Stored data:
┏━━
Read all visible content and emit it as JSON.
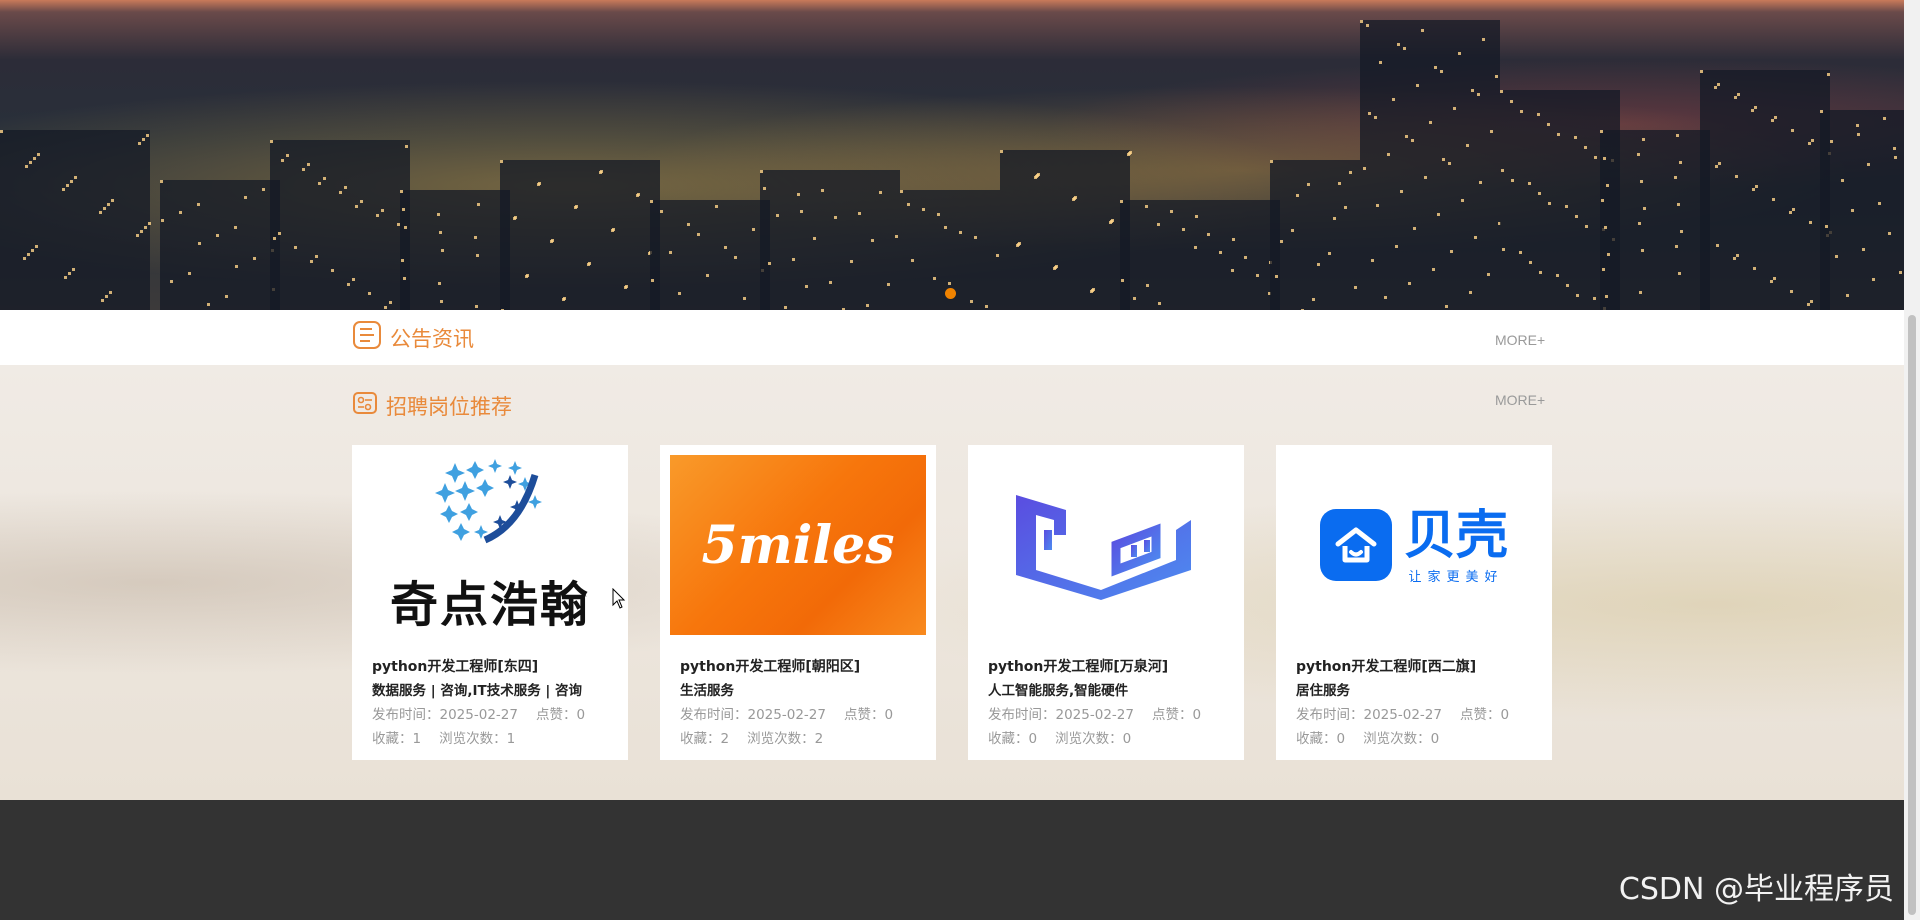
{
  "notice": {
    "title": "公告资讯",
    "more": "MORE+"
  },
  "recommend": {
    "title": "招聘岗位推荐",
    "more": "MORE+"
  },
  "jobs": [
    {
      "logo": "奇点浩翰",
      "title": "python开发工程师[东四]",
      "category": "数据服务 | 咨询,IT技术服务 | 咨询",
      "publish": "发布时间：2025-02-27",
      "likes": "点赞：0",
      "favorites": "收藏：1",
      "views": "浏览次数：1"
    },
    {
      "logo": "5miles",
      "title": "python开发工程师[朝阳区]",
      "category": "生活服务",
      "publish": "发布时间：2025-02-27",
      "likes": "点赞：0",
      "favorites": "收藏：2",
      "views": "浏览次数：2"
    },
    {
      "logo": "",
      "title": "python开发工程师[万泉河]",
      "category": "人工智能服务,智能硬件",
      "publish": "发布时间：2025-02-27",
      "likes": "点赞：0",
      "favorites": "收藏：0",
      "views": "浏览次数：0"
    },
    {
      "logo": "贝壳",
      "logo_sub": "让家更美好",
      "title": "python开发工程师[西二旗]",
      "category": "居住服务",
      "publish": "发布时间：2025-02-27",
      "likes": "点赞：0",
      "favorites": "收藏：0",
      "views": "浏览次数：0"
    }
  ],
  "watermark": "CSDN @毕业程序员",
  "colors": {
    "accent": "#e98a3b",
    "banner_dot": "#f08300",
    "footer": "#333333",
    "beike_blue": "#0a6cf0",
    "fivemiles_orange": "#f7760c"
  }
}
┗━━
_YOUR INSTRUCTIONS_
Without the pictures, write out the whole listing above exactly as it appears.

_SOLUTION_
Read all visible content and emit it as JSON.
{
  "notice": {
    "title": "公告资讯",
    "more": "MORE+"
  },
  "recommend": {
    "title": "招聘岗位推荐",
    "more": "MORE+"
  },
  "jobs": [
    {
      "logo": "奇点浩翰",
      "title": "python开发工程师[东四]",
      "category": "数据服务 | 咨询,IT技术服务 | 咨询",
      "publish": "发布时间：2025-02-27",
      "likes": "点赞：0",
      "favorites": "收藏：1",
      "views": "浏览次数：1"
    },
    {
      "logo": "5miles",
      "title": "python开发工程师[朝阳区]",
      "category": "生活服务",
      "publish": "发布时间：2025-02-27",
      "likes": "点赞：0",
      "favorites": "收藏：2",
      "views": "浏览次数：2"
    },
    {
      "logo": "",
      "title": "python开发工程师[万泉河]",
      "category": "人工智能服务,智能硬件",
      "publish": "发布时间：2025-02-27",
      "likes": "点赞：0",
      "favorites": "收藏：0",
      "views": "浏览次数：0"
    },
    {
      "logo": "贝壳",
      "logo_sub": "让家更美好",
      "title": "python开发工程师[西二旗]",
      "category": "居住服务",
      "publish": "发布时间：2025-02-27",
      "likes": "点赞：0",
      "favorites": "收藏：0",
      "views": "浏览次数：0"
    }
  ],
  "watermark": "CSDN @毕业程序员",
  "colors": {
    "accent": "#e98a3b",
    "banner_dot": "#f08300",
    "footer": "#333333",
    "beike_blue": "#0a6cf0",
    "fivemiles_orange": "#f7760c"
  }
}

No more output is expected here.